◆ Data shown ◆
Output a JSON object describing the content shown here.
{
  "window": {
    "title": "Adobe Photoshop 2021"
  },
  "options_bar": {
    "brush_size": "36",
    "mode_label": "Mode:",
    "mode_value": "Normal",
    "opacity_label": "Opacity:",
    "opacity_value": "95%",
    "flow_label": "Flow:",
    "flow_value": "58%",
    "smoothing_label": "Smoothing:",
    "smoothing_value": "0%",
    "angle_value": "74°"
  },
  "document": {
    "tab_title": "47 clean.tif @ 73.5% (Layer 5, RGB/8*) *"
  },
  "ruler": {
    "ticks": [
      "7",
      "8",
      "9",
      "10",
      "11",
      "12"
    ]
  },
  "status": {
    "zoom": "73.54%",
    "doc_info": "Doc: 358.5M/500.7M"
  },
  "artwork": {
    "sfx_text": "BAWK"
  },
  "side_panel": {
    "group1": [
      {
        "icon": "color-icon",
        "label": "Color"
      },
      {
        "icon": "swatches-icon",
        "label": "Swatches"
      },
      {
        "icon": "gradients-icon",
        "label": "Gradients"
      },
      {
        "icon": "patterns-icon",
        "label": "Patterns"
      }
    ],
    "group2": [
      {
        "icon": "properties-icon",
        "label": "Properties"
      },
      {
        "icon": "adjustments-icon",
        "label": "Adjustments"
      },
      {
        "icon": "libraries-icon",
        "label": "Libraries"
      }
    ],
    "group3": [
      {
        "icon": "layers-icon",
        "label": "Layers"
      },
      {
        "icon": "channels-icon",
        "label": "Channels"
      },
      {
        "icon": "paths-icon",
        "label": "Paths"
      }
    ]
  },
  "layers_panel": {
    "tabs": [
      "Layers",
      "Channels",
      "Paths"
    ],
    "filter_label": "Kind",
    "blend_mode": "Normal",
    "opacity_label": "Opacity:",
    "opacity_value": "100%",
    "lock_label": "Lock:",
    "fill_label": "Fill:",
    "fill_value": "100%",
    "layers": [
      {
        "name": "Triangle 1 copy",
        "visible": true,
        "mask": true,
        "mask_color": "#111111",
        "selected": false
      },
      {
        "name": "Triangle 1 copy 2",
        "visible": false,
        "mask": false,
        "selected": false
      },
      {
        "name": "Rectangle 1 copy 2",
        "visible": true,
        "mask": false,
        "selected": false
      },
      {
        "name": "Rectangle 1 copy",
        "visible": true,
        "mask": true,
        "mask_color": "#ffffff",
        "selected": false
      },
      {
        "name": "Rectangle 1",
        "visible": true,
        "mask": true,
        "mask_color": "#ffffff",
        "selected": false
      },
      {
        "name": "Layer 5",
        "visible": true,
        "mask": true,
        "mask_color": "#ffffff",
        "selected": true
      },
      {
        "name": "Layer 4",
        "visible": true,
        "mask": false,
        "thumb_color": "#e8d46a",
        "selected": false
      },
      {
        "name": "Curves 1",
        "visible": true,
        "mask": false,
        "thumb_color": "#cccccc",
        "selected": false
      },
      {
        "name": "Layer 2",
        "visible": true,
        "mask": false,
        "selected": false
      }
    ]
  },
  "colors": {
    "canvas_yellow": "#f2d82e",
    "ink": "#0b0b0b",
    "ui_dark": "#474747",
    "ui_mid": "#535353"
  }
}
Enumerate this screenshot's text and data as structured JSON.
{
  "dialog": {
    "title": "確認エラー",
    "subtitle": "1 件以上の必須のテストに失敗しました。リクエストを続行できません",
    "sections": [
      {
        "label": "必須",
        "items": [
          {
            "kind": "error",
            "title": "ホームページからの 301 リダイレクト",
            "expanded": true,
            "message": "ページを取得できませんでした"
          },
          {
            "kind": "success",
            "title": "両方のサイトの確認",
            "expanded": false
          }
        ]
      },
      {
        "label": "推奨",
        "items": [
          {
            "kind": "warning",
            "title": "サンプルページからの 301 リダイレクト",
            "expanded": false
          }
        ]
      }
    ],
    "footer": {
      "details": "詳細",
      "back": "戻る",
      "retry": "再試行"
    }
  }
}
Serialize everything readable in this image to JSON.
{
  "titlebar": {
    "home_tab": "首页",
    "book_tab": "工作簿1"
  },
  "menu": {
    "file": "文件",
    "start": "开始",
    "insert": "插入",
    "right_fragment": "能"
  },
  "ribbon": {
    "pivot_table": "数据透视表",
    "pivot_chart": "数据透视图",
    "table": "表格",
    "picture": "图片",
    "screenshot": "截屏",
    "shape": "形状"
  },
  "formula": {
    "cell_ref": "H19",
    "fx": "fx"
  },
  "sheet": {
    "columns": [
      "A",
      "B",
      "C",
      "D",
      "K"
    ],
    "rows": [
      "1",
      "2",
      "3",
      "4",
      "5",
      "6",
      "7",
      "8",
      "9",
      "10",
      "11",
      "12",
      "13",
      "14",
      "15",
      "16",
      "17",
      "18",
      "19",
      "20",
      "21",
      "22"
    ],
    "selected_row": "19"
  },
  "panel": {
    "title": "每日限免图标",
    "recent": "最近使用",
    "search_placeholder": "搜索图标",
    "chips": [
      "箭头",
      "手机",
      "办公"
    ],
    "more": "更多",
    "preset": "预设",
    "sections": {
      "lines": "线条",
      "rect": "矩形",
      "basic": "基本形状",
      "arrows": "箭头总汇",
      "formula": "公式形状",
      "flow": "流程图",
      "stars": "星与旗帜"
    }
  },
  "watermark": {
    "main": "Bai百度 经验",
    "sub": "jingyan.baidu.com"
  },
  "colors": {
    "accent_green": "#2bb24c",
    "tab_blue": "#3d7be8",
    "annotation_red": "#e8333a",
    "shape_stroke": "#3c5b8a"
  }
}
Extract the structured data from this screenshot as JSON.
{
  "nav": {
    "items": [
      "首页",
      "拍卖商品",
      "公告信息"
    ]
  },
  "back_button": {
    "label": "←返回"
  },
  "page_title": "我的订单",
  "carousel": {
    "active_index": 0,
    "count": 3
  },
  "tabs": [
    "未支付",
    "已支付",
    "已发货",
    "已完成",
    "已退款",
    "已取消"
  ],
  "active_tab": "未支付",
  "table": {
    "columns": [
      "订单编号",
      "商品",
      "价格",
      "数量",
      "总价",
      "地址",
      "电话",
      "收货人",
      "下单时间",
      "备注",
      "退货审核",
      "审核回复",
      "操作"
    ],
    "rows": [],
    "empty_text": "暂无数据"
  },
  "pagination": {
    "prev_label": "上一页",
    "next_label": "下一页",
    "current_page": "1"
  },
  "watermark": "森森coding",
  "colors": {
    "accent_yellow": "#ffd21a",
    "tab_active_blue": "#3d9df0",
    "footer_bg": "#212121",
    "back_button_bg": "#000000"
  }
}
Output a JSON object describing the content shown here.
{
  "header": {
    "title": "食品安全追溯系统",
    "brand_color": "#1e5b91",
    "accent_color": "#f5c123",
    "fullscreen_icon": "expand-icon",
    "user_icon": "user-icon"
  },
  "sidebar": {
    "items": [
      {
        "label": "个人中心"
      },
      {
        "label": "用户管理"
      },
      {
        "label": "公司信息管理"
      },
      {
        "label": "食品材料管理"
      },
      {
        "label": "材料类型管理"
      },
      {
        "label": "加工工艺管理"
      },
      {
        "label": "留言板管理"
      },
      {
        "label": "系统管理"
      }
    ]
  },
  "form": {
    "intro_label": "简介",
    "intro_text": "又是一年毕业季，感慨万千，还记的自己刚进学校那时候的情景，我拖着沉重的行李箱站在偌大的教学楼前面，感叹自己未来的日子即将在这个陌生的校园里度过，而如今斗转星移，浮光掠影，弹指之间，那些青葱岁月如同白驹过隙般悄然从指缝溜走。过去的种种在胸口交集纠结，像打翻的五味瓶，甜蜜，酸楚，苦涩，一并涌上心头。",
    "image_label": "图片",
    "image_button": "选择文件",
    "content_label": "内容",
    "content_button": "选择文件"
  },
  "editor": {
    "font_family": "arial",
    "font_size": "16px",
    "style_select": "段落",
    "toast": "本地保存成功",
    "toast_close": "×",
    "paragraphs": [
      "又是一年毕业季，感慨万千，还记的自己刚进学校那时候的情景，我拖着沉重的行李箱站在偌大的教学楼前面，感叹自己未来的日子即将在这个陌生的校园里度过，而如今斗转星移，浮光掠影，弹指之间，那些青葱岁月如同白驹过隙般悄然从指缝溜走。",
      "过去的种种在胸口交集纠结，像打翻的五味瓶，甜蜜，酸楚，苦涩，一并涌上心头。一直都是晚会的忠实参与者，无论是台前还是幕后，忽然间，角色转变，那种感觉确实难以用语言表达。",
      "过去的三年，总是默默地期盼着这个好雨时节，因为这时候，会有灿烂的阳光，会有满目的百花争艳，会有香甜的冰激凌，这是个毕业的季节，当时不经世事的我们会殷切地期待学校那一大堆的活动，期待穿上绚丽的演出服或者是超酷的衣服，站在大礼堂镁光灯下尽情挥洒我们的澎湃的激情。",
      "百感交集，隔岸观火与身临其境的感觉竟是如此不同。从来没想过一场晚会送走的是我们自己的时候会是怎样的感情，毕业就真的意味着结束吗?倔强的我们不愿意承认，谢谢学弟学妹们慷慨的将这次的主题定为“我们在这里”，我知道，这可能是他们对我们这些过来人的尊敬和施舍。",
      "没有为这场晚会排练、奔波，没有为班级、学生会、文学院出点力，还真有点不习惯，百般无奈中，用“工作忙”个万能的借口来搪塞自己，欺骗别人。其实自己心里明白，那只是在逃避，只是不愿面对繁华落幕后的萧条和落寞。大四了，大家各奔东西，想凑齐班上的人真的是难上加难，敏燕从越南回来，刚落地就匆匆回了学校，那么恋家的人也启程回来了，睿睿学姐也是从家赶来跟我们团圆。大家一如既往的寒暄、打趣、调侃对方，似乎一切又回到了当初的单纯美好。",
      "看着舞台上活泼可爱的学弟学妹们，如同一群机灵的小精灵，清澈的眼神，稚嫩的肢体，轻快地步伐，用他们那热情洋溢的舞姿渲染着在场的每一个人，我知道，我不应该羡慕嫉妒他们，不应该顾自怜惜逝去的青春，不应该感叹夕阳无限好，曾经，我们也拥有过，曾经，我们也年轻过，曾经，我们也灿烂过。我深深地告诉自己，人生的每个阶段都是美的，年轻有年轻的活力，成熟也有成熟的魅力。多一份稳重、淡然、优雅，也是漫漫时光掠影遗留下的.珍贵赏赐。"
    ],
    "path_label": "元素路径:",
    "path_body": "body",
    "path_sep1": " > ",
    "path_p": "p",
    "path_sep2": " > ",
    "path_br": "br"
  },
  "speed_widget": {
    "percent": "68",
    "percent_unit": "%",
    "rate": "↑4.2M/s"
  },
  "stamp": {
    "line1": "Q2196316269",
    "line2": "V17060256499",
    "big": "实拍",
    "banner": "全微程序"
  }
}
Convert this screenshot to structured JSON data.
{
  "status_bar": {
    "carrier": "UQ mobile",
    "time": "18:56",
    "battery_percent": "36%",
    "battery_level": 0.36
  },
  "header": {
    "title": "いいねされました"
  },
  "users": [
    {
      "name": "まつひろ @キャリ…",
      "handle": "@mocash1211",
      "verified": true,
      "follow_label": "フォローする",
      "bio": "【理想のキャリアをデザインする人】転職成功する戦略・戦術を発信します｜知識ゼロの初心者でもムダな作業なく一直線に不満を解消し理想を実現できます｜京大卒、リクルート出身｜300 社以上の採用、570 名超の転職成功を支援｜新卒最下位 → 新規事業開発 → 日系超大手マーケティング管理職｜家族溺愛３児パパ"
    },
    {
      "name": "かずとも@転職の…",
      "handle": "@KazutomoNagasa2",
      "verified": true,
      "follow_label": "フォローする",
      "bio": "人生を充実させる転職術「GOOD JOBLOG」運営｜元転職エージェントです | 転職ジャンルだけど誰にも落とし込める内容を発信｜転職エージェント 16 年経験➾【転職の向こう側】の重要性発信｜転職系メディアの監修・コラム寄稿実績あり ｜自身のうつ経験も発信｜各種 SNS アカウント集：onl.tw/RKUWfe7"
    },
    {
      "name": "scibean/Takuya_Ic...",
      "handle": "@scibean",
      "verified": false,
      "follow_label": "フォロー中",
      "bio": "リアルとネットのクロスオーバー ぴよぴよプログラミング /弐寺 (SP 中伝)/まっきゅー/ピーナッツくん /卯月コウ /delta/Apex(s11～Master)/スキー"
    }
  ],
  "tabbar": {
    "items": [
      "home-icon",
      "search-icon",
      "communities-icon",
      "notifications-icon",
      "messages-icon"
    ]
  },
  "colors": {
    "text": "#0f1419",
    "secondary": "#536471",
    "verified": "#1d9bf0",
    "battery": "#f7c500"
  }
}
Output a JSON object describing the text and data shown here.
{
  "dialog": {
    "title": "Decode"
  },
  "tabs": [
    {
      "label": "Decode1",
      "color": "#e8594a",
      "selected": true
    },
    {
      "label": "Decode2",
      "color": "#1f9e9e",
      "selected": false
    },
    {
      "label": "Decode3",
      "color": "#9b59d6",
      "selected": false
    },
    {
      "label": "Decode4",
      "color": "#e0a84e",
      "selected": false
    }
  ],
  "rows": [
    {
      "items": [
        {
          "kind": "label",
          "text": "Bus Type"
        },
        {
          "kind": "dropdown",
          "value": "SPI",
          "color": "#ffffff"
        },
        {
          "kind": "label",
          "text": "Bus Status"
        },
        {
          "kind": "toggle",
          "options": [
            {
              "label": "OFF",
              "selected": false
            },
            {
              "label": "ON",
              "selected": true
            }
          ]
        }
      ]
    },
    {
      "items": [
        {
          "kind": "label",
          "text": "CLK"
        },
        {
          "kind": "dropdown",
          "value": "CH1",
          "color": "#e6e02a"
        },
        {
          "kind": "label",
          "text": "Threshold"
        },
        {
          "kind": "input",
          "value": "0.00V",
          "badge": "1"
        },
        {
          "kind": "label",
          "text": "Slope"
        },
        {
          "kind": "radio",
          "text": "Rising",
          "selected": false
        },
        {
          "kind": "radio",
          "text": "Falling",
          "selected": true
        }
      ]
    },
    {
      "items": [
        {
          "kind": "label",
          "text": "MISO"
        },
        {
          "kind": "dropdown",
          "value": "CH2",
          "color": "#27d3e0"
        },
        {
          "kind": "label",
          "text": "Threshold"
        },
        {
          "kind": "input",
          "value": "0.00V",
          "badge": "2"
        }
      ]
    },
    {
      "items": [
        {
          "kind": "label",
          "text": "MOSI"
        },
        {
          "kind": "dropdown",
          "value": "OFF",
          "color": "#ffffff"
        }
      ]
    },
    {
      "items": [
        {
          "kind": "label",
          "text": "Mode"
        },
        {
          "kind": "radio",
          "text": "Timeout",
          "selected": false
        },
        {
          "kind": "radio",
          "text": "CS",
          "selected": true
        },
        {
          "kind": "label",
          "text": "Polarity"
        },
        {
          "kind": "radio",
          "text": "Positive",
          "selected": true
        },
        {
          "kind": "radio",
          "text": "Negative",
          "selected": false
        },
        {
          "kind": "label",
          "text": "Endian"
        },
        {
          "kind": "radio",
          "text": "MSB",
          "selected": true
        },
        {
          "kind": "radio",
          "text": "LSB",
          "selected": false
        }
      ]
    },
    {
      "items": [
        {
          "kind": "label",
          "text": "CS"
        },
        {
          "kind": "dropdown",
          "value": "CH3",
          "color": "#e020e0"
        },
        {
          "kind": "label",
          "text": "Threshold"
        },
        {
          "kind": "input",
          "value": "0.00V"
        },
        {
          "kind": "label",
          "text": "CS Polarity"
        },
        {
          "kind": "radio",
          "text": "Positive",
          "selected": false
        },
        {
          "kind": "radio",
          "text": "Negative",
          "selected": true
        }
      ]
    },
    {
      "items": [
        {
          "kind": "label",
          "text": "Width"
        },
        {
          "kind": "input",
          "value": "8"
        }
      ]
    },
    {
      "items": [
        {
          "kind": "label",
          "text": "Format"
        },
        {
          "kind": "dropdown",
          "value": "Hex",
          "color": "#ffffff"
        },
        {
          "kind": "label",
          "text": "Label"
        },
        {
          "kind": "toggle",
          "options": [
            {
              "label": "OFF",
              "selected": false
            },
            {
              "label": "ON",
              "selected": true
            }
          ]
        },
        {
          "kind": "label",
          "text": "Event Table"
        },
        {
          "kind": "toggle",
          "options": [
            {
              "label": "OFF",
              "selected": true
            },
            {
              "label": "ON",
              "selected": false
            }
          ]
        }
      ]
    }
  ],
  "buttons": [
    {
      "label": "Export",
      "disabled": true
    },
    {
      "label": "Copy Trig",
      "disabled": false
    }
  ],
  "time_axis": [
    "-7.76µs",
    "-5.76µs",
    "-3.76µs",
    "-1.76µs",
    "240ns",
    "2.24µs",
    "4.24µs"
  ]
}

◆ Exercise task ◆
Lines containing the word "浮光掠影" must all be returned from the material above.

◆ Exercise answer ◆
    "intro_text": "又是一年毕业季，感慨万千，还记的自己刚进学校那时候的情景，我拖着沉重的行李箱站在偌大的教学楼前面，感叹自己未来的日子即将在这个陌生的校园里度过，而如今斗转星移，浮光掠影，弹指之间，那些青葱岁月如同白驹过隙般悄然从指缝溜走。过去的种种在胸口交集纠结，像打翻的五味瓶，甜蜜，酸楚，苦涩，一并涌上心头。",
      "又是一年毕业季，感慨万千，还记的自己刚进学校那时候的情景，我拖着沉重的行李箱站在偌大的教学楼前面，感叹自己未来的日子即将在这个陌生的校园里度过，而如今斗转星移，浮光掠影，弹指之间，那些青葱岁月如同白驹过隙般悄然从指缝溜走。",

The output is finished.